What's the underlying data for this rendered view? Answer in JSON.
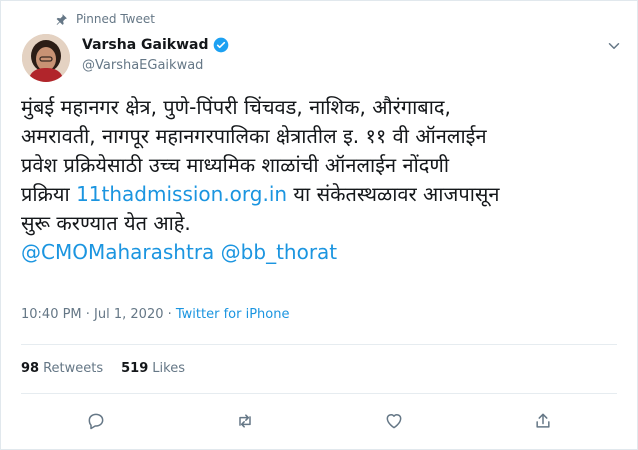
{
  "pinned_label": "Pinned Tweet",
  "author": {
    "name": "Varsha Gaikwad",
    "handle": "@VarshaEGaikwad"
  },
  "tweet": {
    "line1": "मुंबई महानगर क्षेत्र, पुणे-पिंपरी चिंचवड, नाशिक, औरंगाबाद,",
    "line2": "अमरावती, नागपूर महानगरपालिका क्षेत्रातील इ. ११ वी ऑनलाईन",
    "line3": "प्रवेश प्रक्रियेसाठी उच्च माध्यमिक शाळांची ऑनलाईन नोंदणी",
    "line4_pre": "प्रक्रिया ",
    "link": "11thadmission.org.in",
    "line4_post": " या संकेतस्थळावर आजपासून",
    "line5": "सुरू करण्यात येत आहे.",
    "mention1": "@CMOMaharashtra",
    "mention2": "@bb_thorat"
  },
  "meta": {
    "time": "10:40 PM · Jul 1, 2020 · ",
    "source": "Twitter for iPhone"
  },
  "stats": {
    "retweets_count": "98",
    "retweets_label": "Retweets",
    "likes_count": "519",
    "likes_label": "Likes"
  },
  "icons": {
    "pin": "pin-icon",
    "verified": "verified-badge-icon",
    "caret": "chevron-down-icon",
    "reply": "reply-icon",
    "retweet": "retweet-icon",
    "like": "heart-icon",
    "share": "share-icon"
  },
  "colors": {
    "link": "#1b95e0",
    "muted": "#657786",
    "text": "#14171a"
  }
}
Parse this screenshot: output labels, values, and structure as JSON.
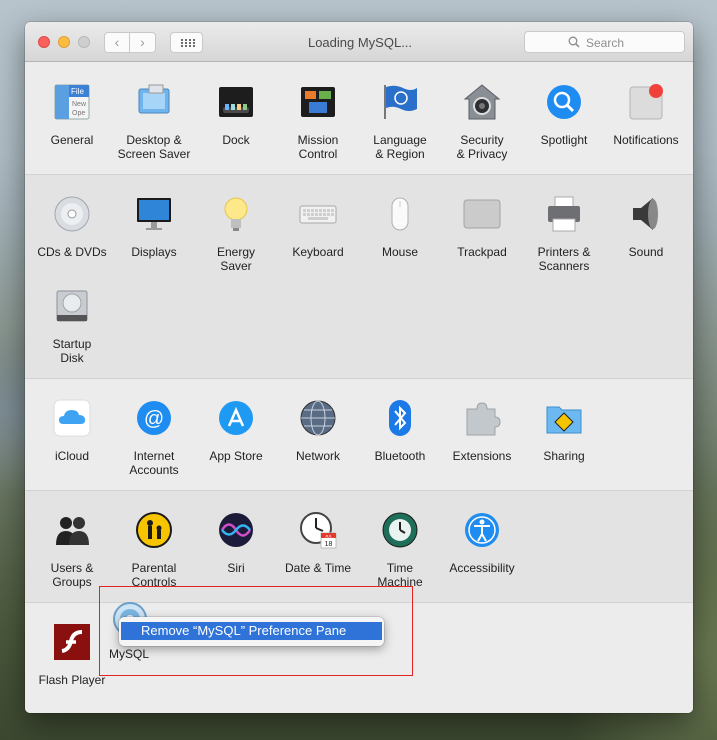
{
  "window": {
    "title": "Loading MySQL...",
    "search_placeholder": "Search"
  },
  "toolbar": {
    "back_glyph": "‹",
    "forward_glyph": "›"
  },
  "sections": [
    {
      "panes": [
        {
          "label": "General",
          "icon": "general-icon"
        },
        {
          "label": "Desktop &\nScreen Saver",
          "icon": "desktop-icon"
        },
        {
          "label": "Dock",
          "icon": "dock-icon"
        },
        {
          "label": "Mission\nControl",
          "icon": "mission-control-icon"
        },
        {
          "label": "Language\n& Region",
          "icon": "language-icon"
        },
        {
          "label": "Security\n& Privacy",
          "icon": "security-icon"
        },
        {
          "label": "Spotlight",
          "icon": "spotlight-icon"
        },
        {
          "label": "Notifications",
          "icon": "notifications-icon"
        }
      ]
    },
    {
      "panes": [
        {
          "label": "CDs & DVDs",
          "icon": "cd-icon"
        },
        {
          "label": "Displays",
          "icon": "displays-icon"
        },
        {
          "label": "Energy\nSaver",
          "icon": "energy-icon"
        },
        {
          "label": "Keyboard",
          "icon": "keyboard-icon"
        },
        {
          "label": "Mouse",
          "icon": "mouse-icon"
        },
        {
          "label": "Trackpad",
          "icon": "trackpad-icon"
        },
        {
          "label": "Printers &\nScanners",
          "icon": "printer-icon"
        },
        {
          "label": "Sound",
          "icon": "sound-icon"
        },
        {
          "label": "Startup\nDisk",
          "icon": "disk-icon"
        }
      ]
    },
    {
      "panes": [
        {
          "label": "iCloud",
          "icon": "icloud-icon"
        },
        {
          "label": "Internet\nAccounts",
          "icon": "internet-accounts-icon"
        },
        {
          "label": "App Store",
          "icon": "app-store-icon"
        },
        {
          "label": "Network",
          "icon": "network-icon"
        },
        {
          "label": "Bluetooth",
          "icon": "bluetooth-icon"
        },
        {
          "label": "Extensions",
          "icon": "extensions-icon"
        },
        {
          "label": "Sharing",
          "icon": "sharing-icon"
        }
      ]
    },
    {
      "panes": [
        {
          "label": "Users &\nGroups",
          "icon": "users-icon"
        },
        {
          "label": "Parental\nControls",
          "icon": "parental-icon"
        },
        {
          "label": "Siri",
          "icon": "siri-icon"
        },
        {
          "label": "Date & Time",
          "icon": "date-time-icon"
        },
        {
          "label": "Time\nMachine",
          "icon": "time-machine-icon"
        },
        {
          "label": "Accessibility",
          "icon": "accessibility-icon"
        }
      ]
    },
    {
      "panes": [
        {
          "label": "Flash Player",
          "icon": "flash-icon"
        },
        {
          "label": "MySQL",
          "icon": "mysql-icon"
        }
      ]
    }
  ],
  "general_icon_text": [
    "File",
    "New",
    "Ope"
  ],
  "calendar_icon_text": {
    "month": "JUL",
    "day": "18"
  },
  "context_menu": {
    "item": "Remove “MySQL” Preference Pane"
  },
  "colors": {
    "highlight_border": "#e02323",
    "menu_selection": "#2f73d9"
  }
}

-----

Your instructions
Repeat every record above exactly, but leave out any pictures.

The response
What's the underlying data for this rendered view? Answer in JSON.
{
  "pinned_label": "Pinned Tweet",
  "author": {
    "name": "Varsha Gaikwad",
    "handle": "@VarshaEGaikwad"
  },
  "tweet": {
    "line1": "मुंबई महानगर क्षेत्र, पुणे-पिंपरी चिंचवड, नाशिक, औरंगाबाद,",
    "line2": "अमरावती, नागपूर महानगरपालिका क्षेत्रातील इ. ११ वी ऑनलाईन",
    "line3": "प्रवेश प्रक्रियेसाठी उच्च माध्यमिक शाळांची ऑनलाईन नोंदणी",
    "line4_pre": "प्रक्रिया ",
    "link": "11thadmission.org.in",
    "line4_post": " या संकेतस्थळावर आजपासून",
    "line5": "सुरू करण्यात येत आहे.",
    "mention1": "@CMOMaharashtra",
    "mention2": "@bb_thorat"
  },
  "meta": {
    "time": "10:40 PM · Jul 1, 2020 · ",
    "source": "Twitter for iPhone"
  },
  "stats": {
    "retweets_count": "98",
    "retweets_label": "Retweets",
    "likes_count": "519",
    "likes_label": "Likes"
  },
  "icons": {
    "pin": "pin-icon",
    "verified": "verified-badge-icon",
    "caret": "chevron-down-icon",
    "reply": "reply-icon",
    "retweet": "retweet-icon",
    "like": "heart-icon",
    "share": "share-icon"
  },
  "colors": {
    "link": "#1b95e0",
    "muted": "#657786",
    "text": "#14171a"
  }
}
Parse this screenshot: output labels, values, and structure as JSON.
{
  "window": {
    "title": "Loading MySQL...",
    "search_placeholder": "Search"
  },
  "toolbar": {
    "back_glyph": "‹",
    "forward_glyph": "›"
  },
  "sections": [
    {
      "panes": [
        {
          "label": "General",
          "icon": "general-icon"
        },
        {
          "label": "Desktop &\nScreen Saver",
          "icon": "desktop-icon"
        },
        {
          "label": "Dock",
          "icon": "dock-icon"
        },
        {
          "label": "Mission\nControl",
          "icon": "mission-control-icon"
        },
        {
          "label": "Language\n& Region",
          "icon": "language-icon"
        },
        {
          "label": "Security\n& Privacy",
          "icon": "security-icon"
        },
        {
          "label": "Spotlight",
          "icon": "spotlight-icon"
        },
        {
          "label": "Notifications",
          "icon": "notifications-icon"
        }
      ]
    },
    {
      "panes": [
        {
          "label": "CDs & DVDs",
          "icon": "cd-icon"
        },
        {
          "label": "Displays",
          "icon": "displays-icon"
        },
        {
          "label": "Energy\nSaver",
          "icon": "energy-icon"
        },
        {
          "label": "Keyboard",
          "icon": "keyboard-icon"
        },
        {
          "label": "Mouse",
          "icon": "mouse-icon"
        },
        {
          "label": "Trackpad",
          "icon": "trackpad-icon"
        },
        {
          "label": "Printers &\nScanners",
          "icon": "printer-icon"
        },
        {
          "label": "Sound",
          "icon": "sound-icon"
        },
        {
          "label": "Startup\nDisk",
          "icon": "disk-icon"
        }
      ]
    },
    {
      "panes": [
        {
          "label": "iCloud",
          "icon": "icloud-icon"
        },
        {
          "label": "Internet\nAccounts",
          "icon": "internet-accounts-icon"
        },
        {
          "label": "App Store",
          "icon": "app-store-icon"
        },
        {
          "label": "Network",
          "icon": "network-icon"
        },
        {
          "label": "Bluetooth",
          "icon": "bluetooth-icon"
        },
        {
          "label": "Extensions",
          "icon": "extensions-icon"
        },
        {
          "label": "Sharing",
          "icon": "sharing-icon"
        }
      ]
    },
    {
      "panes": [
        {
          "label": "Users &\nGroups",
          "icon": "users-icon"
        },
        {
          "label": "Parental\nControls",
          "icon": "parental-icon"
        },
        {
          "label": "Siri",
          "icon": "siri-icon"
        },
        {
          "label": "Date & Time",
          "icon": "date-time-icon"
        },
        {
          "label": "Time\nMachine",
          "icon": "time-machine-icon"
        },
        {
          "label": "Accessibility",
          "icon": "accessibility-icon"
        }
      ]
    },
    {
      "panes": [
        {
          "label": "Flash Player",
          "icon": "flash-icon"
        },
        {
          "label": "MySQL",
          "icon": "mysql-icon"
        }
      ]
    }
  ],
  "general_icon_text": [
    "File",
    "New",
    "Ope"
  ],
  "calendar_icon_text": {
    "month": "JUL",
    "day": "18"
  },
  "context_menu": {
    "item": "Remove “MySQL” Preference Pane"
  },
  "colors": {
    "highlight_border": "#e02323",
    "menu_selection": "#2f73d9"
  }
}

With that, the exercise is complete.